# [Task goal]
Copy out the lines that have "frac" in them.

# [Supplied information]
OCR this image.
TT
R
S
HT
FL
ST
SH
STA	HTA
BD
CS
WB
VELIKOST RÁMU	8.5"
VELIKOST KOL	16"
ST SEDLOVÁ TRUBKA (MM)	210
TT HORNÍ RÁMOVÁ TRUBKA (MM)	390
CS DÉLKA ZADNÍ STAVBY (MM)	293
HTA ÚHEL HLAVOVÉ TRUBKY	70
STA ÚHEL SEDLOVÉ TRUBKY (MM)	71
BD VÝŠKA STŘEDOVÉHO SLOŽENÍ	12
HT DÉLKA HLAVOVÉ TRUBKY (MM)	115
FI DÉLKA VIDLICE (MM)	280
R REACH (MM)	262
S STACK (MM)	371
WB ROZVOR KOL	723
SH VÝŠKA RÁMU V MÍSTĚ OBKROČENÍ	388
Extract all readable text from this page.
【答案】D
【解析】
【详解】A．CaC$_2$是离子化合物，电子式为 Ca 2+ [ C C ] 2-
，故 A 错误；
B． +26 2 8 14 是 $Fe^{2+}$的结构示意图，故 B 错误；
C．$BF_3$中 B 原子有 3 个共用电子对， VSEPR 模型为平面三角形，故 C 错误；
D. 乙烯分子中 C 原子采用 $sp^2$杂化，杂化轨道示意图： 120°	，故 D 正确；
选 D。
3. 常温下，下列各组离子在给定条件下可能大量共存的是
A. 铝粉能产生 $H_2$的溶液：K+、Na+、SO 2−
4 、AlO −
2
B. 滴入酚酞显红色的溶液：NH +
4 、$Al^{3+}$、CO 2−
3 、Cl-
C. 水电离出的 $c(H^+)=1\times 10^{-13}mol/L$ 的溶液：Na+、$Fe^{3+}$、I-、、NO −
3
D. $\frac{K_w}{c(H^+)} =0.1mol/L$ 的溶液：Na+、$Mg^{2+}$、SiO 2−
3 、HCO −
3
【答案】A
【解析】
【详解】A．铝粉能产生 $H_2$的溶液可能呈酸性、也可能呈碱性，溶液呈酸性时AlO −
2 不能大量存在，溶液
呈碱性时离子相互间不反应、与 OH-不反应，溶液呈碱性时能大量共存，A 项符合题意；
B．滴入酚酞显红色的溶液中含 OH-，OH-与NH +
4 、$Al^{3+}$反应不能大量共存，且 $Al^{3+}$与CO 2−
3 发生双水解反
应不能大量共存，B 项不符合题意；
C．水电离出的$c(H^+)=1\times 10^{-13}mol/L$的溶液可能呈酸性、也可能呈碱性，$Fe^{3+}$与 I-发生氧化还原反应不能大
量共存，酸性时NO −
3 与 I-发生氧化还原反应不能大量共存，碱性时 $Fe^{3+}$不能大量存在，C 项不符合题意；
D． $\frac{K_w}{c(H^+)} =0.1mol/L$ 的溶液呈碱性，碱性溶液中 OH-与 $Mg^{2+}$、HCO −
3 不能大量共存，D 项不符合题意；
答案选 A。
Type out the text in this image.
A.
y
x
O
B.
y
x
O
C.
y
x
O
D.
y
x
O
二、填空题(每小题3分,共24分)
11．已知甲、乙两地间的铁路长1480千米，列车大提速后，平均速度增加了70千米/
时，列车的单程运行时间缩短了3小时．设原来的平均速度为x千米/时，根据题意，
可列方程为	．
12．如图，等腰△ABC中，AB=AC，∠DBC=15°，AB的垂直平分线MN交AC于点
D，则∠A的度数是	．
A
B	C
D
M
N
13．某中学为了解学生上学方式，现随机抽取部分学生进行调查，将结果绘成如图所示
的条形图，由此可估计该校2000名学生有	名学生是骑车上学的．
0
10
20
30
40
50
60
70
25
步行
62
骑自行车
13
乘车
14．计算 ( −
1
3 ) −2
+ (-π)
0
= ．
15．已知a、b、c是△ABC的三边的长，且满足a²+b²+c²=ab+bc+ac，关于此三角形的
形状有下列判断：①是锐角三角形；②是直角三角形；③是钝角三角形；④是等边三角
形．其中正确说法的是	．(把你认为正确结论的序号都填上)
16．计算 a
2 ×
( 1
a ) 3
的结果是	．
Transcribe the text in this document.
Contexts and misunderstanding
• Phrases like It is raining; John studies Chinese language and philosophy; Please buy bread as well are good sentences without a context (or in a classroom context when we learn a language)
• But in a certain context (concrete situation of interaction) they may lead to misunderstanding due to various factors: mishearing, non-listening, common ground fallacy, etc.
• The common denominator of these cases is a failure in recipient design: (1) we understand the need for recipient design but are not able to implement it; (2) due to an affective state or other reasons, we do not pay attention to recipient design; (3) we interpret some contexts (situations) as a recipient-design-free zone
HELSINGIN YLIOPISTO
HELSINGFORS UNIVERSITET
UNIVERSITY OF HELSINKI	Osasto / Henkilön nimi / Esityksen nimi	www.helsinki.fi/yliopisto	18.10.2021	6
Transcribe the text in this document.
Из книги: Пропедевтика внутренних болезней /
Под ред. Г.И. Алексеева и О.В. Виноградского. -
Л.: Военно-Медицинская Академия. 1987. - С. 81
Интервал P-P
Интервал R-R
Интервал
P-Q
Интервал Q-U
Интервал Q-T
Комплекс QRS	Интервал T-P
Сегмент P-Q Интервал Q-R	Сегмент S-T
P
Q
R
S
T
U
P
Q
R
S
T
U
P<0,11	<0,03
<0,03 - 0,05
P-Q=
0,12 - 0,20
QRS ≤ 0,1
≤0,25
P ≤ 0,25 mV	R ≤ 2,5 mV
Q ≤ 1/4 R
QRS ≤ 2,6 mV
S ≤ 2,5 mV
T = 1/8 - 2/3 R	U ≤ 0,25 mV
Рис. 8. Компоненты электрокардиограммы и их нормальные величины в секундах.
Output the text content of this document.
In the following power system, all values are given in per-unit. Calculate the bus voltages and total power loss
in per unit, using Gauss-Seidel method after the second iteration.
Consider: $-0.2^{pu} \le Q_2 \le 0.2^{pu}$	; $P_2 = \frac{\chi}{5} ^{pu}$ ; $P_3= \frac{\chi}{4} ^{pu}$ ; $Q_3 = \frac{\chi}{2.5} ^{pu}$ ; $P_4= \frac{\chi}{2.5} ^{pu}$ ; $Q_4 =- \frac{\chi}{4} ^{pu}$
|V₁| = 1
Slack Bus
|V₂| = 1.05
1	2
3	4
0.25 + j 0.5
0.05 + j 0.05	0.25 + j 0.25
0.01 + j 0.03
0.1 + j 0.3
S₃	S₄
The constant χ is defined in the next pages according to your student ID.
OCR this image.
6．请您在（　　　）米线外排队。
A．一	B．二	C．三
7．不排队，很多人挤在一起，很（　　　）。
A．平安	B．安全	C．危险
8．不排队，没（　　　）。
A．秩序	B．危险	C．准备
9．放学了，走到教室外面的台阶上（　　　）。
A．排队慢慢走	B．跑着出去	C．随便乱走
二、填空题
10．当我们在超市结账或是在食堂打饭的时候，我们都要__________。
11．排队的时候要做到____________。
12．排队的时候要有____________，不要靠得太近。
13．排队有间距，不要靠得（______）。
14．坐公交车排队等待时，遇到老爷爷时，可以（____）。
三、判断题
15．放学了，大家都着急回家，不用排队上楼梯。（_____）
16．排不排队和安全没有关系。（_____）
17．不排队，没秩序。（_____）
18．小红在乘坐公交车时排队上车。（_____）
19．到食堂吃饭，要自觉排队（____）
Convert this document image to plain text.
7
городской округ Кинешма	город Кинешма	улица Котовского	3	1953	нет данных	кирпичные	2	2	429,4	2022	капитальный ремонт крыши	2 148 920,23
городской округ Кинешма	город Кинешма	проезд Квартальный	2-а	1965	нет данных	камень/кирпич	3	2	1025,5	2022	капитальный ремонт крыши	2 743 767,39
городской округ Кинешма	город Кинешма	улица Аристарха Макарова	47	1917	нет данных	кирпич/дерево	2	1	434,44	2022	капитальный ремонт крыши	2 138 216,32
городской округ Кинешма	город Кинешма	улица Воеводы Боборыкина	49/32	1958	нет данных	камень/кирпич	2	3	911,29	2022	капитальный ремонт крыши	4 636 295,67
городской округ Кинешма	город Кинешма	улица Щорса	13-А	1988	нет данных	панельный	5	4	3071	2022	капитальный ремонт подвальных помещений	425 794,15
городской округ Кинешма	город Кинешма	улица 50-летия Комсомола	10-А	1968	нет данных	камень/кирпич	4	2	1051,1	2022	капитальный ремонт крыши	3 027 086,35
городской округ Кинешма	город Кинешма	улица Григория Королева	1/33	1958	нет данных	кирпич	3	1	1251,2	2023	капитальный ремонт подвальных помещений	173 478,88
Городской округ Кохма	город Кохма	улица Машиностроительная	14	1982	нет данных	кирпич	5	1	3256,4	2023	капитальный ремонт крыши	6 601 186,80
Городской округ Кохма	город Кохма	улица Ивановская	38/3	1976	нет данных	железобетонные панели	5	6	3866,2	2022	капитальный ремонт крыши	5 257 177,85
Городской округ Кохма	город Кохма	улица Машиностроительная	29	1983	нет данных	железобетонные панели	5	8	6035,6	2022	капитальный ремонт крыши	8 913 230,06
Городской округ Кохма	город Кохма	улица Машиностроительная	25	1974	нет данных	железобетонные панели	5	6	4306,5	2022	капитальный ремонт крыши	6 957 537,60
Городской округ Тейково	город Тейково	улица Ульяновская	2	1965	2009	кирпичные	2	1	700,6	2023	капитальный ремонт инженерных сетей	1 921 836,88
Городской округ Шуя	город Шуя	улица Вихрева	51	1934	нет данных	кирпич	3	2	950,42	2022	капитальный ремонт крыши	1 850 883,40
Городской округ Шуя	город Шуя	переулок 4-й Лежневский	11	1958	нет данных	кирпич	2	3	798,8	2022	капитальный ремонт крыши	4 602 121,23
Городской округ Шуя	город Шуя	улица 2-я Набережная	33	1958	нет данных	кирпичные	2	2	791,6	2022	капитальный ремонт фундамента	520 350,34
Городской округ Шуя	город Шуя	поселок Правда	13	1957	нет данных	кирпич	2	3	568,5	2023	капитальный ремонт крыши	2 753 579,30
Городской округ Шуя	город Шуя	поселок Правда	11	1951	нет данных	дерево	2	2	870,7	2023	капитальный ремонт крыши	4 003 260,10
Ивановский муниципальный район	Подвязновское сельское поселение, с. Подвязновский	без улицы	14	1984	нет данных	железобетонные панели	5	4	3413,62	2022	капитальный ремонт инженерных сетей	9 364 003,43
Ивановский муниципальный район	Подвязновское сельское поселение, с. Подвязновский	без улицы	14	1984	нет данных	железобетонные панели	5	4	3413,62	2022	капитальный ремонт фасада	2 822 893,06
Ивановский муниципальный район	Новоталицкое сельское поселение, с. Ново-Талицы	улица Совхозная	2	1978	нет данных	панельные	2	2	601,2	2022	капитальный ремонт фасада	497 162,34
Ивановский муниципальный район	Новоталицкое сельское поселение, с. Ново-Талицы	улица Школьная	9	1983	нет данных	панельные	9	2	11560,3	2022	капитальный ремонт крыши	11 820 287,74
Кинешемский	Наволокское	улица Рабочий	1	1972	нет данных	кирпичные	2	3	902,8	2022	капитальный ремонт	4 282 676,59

# [Worked solution]
D. $\frac{K_w}{c(H^+)} =0.1mol/L$ 的溶液：Na+、$Mg^{2+}$、SiO 2−
D． $\frac{K_w}{c(H^+)} =0.1mol/L$ 的溶液呈碱性，碱性溶液中 OH-与 $Mg^{2+}$、HCO −
Consider: $-0.2^{pu} \le Q_2 \le 0.2^{pu}$	; $P_2 = \frac{\chi}{5} ^{pu}$ ; $P_3= \frac{\chi}{4} ^{pu}$ ; $Q_3 = \frac{\chi}{2.5} ^{pu}$ ; $P_4= \frac{\chi}{2.5} ^{pu}$ ; $Q_4 =- \frac{\chi}{4} ^{pu}$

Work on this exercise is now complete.